Exercise data:
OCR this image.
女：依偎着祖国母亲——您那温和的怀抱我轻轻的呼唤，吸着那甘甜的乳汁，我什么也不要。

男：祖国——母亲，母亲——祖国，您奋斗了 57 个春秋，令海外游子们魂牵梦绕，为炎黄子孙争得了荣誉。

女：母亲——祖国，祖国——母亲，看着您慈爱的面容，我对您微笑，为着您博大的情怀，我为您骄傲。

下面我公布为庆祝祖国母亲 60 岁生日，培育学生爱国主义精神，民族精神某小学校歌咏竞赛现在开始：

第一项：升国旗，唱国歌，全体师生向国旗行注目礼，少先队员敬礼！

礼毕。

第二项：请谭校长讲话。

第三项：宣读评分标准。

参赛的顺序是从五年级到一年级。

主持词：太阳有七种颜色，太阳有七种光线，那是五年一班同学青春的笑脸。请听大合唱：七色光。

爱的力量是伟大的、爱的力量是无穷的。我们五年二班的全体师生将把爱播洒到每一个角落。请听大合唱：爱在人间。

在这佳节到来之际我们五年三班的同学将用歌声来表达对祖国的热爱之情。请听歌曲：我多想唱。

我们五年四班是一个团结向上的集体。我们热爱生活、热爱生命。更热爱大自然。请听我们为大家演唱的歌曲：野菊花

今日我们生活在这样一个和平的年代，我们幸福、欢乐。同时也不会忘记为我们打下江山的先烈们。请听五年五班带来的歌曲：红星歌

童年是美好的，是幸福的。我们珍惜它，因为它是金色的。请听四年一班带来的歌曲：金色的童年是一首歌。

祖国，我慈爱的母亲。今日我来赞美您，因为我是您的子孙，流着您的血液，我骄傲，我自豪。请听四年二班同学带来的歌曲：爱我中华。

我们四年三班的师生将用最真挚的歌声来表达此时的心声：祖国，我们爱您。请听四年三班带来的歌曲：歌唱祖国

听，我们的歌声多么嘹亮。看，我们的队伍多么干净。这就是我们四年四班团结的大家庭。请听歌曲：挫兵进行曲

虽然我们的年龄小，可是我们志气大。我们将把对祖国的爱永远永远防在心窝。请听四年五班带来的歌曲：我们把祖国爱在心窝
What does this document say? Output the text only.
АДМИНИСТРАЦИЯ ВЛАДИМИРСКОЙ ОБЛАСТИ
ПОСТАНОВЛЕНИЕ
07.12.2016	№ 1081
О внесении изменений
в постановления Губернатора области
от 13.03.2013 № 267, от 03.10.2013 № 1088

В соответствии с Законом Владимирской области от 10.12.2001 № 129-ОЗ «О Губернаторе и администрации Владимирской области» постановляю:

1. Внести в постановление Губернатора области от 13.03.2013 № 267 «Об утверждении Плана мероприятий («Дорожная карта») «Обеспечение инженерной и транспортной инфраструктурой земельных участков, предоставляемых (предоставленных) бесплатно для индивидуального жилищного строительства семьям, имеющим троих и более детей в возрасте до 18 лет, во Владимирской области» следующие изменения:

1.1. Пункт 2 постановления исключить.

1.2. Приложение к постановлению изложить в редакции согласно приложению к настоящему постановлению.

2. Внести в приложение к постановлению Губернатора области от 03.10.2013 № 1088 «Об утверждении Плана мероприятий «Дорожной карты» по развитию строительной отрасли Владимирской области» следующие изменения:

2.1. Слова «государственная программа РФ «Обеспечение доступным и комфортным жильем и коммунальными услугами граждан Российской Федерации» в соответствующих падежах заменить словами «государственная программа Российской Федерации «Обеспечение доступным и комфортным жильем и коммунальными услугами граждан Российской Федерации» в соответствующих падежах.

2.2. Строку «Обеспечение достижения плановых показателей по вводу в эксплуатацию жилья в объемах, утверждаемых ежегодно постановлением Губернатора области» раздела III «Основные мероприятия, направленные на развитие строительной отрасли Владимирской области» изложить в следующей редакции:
--
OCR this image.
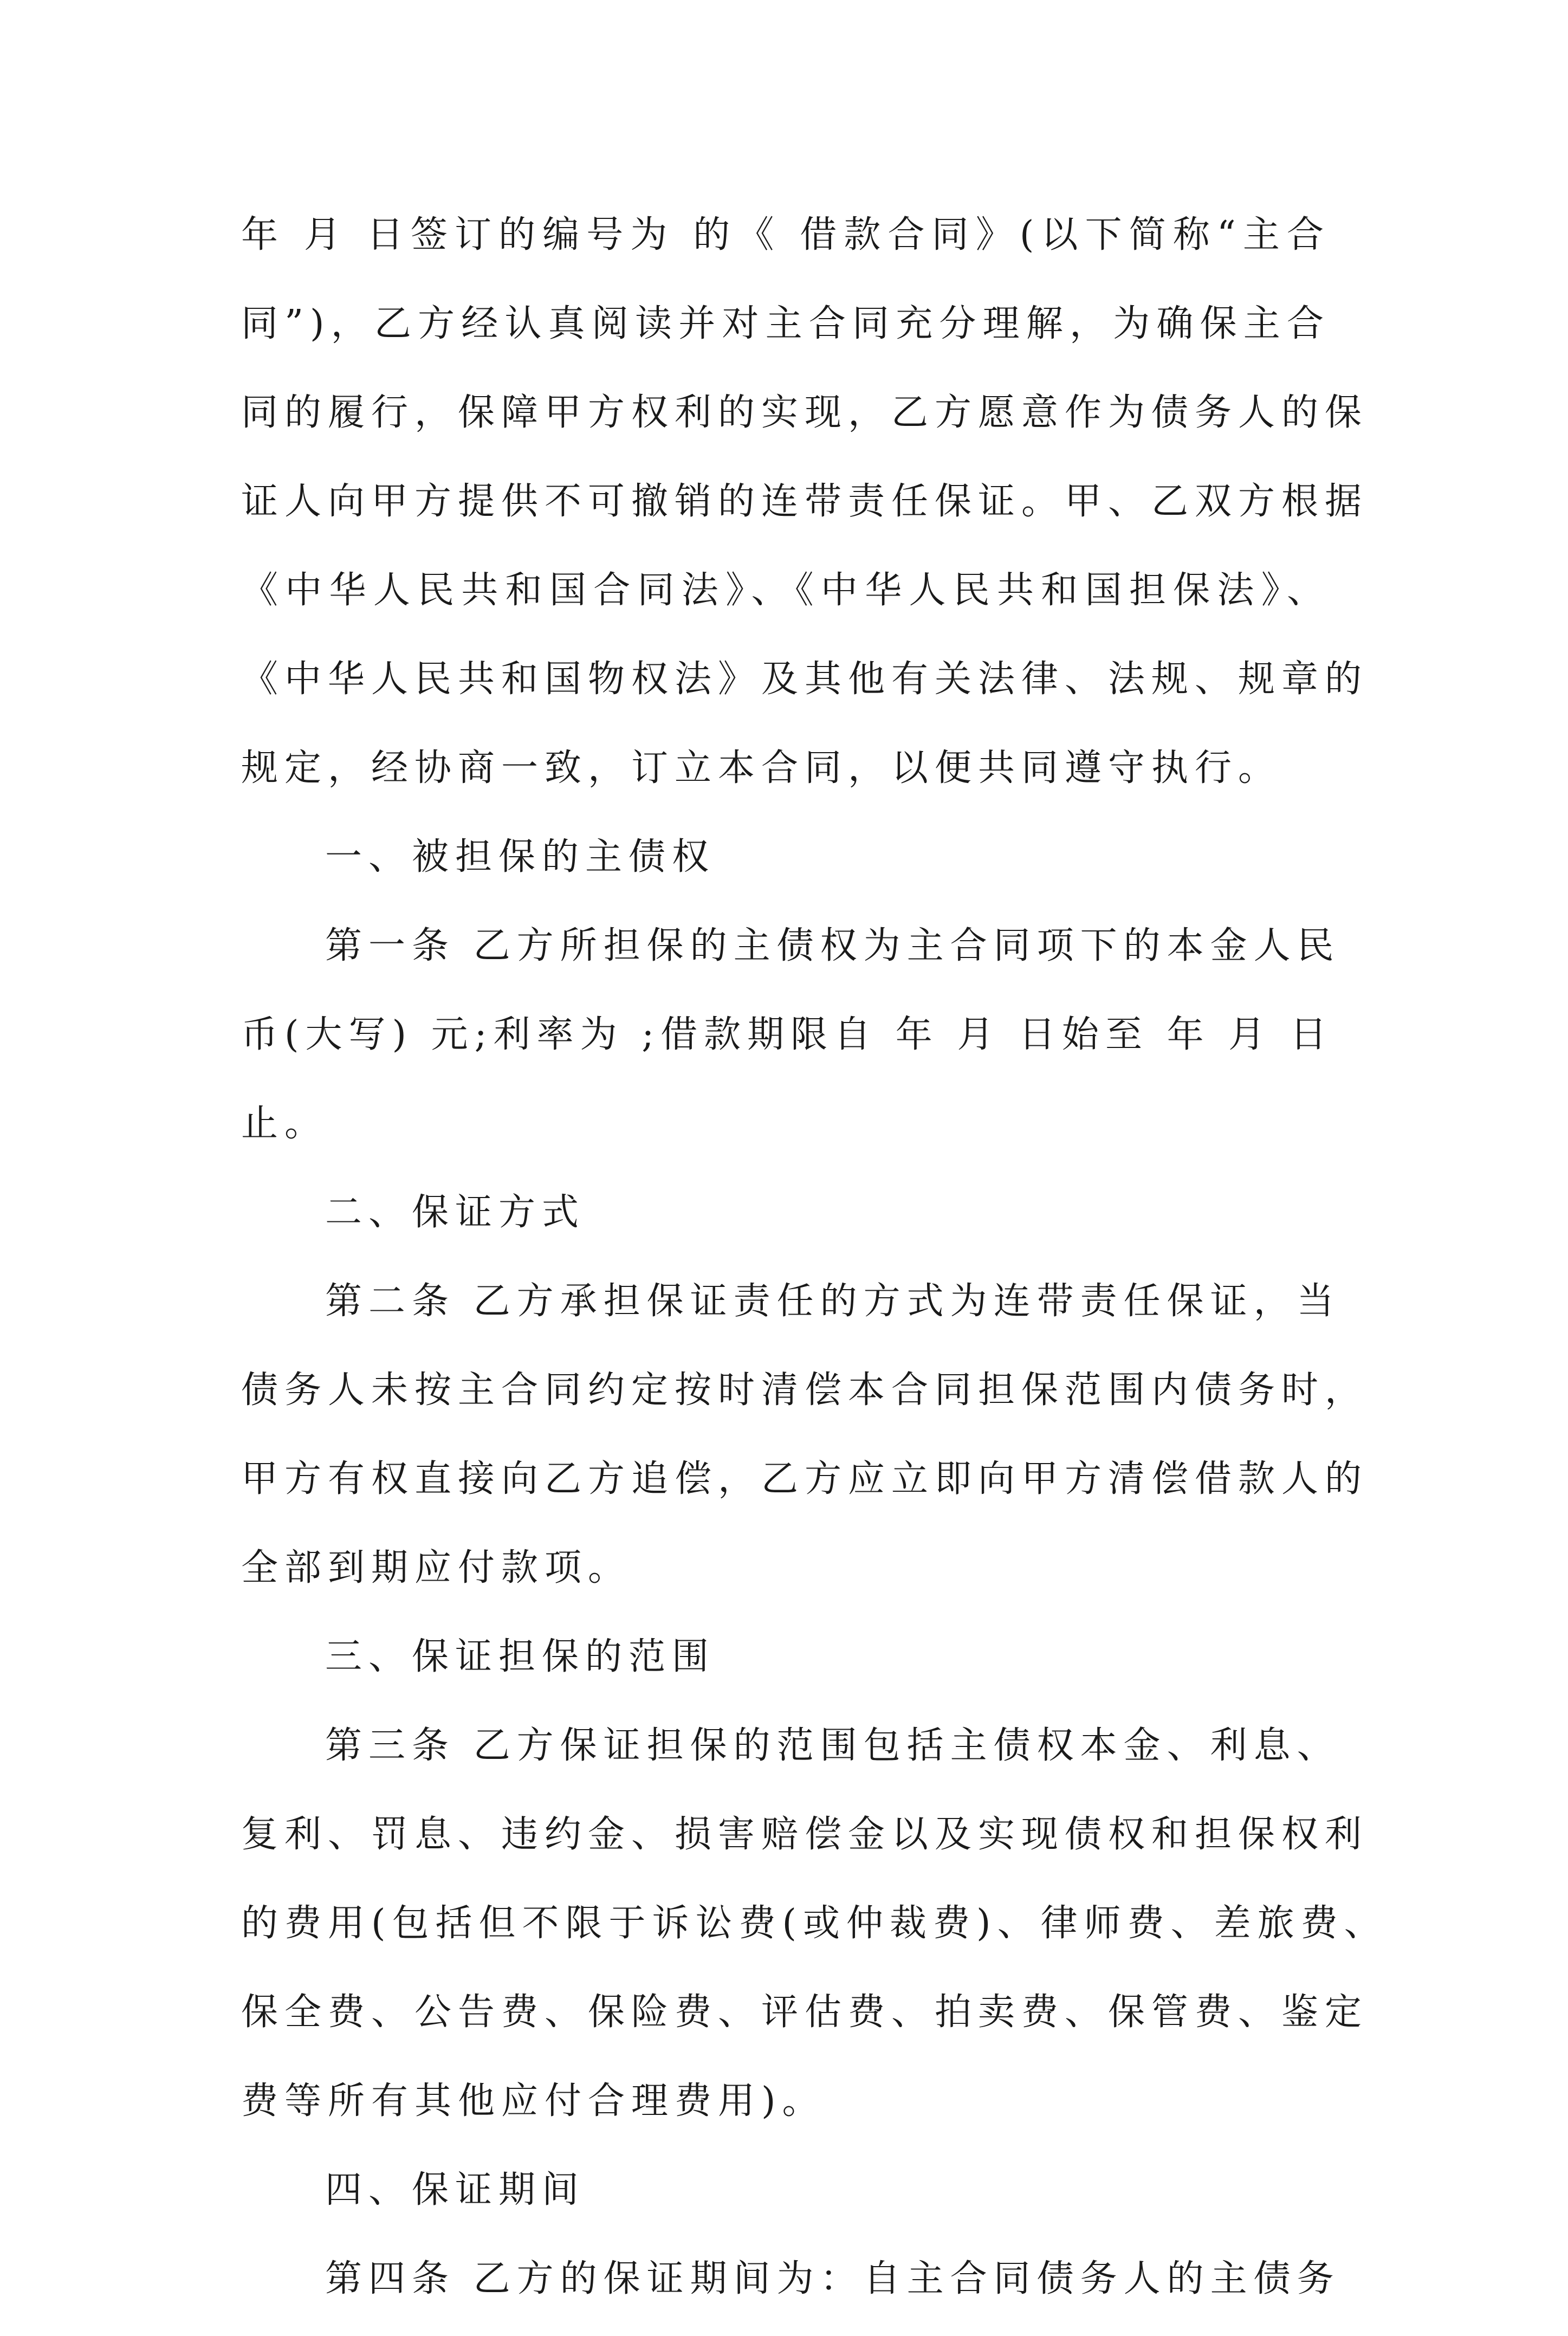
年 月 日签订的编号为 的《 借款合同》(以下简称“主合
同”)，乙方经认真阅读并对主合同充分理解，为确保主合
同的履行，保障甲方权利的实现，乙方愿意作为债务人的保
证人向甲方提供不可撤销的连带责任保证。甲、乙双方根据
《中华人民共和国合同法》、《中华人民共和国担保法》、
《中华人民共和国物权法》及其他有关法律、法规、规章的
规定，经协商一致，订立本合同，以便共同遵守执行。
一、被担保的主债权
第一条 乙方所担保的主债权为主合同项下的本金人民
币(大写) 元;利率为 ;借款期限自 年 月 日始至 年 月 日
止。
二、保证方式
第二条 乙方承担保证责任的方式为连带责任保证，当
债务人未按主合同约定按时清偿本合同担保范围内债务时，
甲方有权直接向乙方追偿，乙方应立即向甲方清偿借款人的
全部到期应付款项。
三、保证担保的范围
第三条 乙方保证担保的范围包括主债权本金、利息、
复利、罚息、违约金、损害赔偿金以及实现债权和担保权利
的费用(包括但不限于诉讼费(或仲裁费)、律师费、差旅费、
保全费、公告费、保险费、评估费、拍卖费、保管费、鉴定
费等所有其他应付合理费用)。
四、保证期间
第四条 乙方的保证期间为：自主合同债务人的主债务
--
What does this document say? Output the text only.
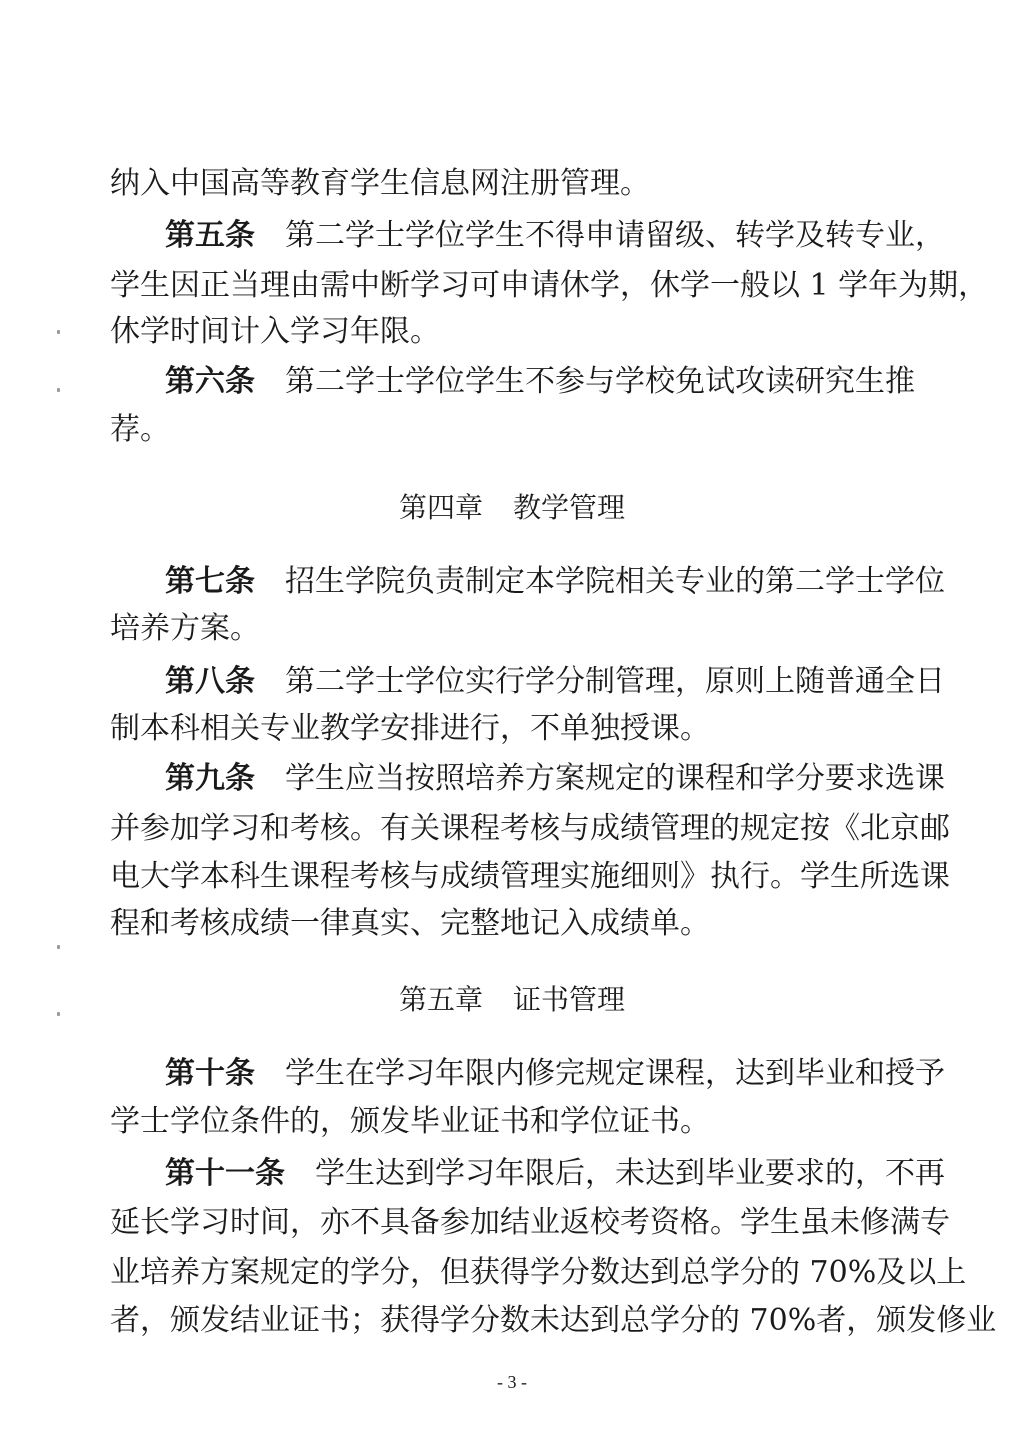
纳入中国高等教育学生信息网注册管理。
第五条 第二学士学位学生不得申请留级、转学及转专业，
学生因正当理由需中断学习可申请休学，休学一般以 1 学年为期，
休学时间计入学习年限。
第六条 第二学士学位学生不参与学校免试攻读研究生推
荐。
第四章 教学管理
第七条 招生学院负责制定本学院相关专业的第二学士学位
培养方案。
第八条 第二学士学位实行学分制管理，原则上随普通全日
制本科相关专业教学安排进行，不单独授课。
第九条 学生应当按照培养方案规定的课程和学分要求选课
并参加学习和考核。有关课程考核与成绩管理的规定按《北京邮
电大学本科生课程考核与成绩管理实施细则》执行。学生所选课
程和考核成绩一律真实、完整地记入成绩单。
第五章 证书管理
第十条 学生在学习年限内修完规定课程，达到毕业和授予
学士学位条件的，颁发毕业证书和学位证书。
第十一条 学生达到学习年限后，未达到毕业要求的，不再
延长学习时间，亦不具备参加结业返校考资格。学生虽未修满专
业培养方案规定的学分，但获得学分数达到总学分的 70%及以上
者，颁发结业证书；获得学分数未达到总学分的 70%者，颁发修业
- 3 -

Problem to work on: In the entries above, find the lines containing the word "请听大合唱" and say how many there are, with no other words.

Written answer: 2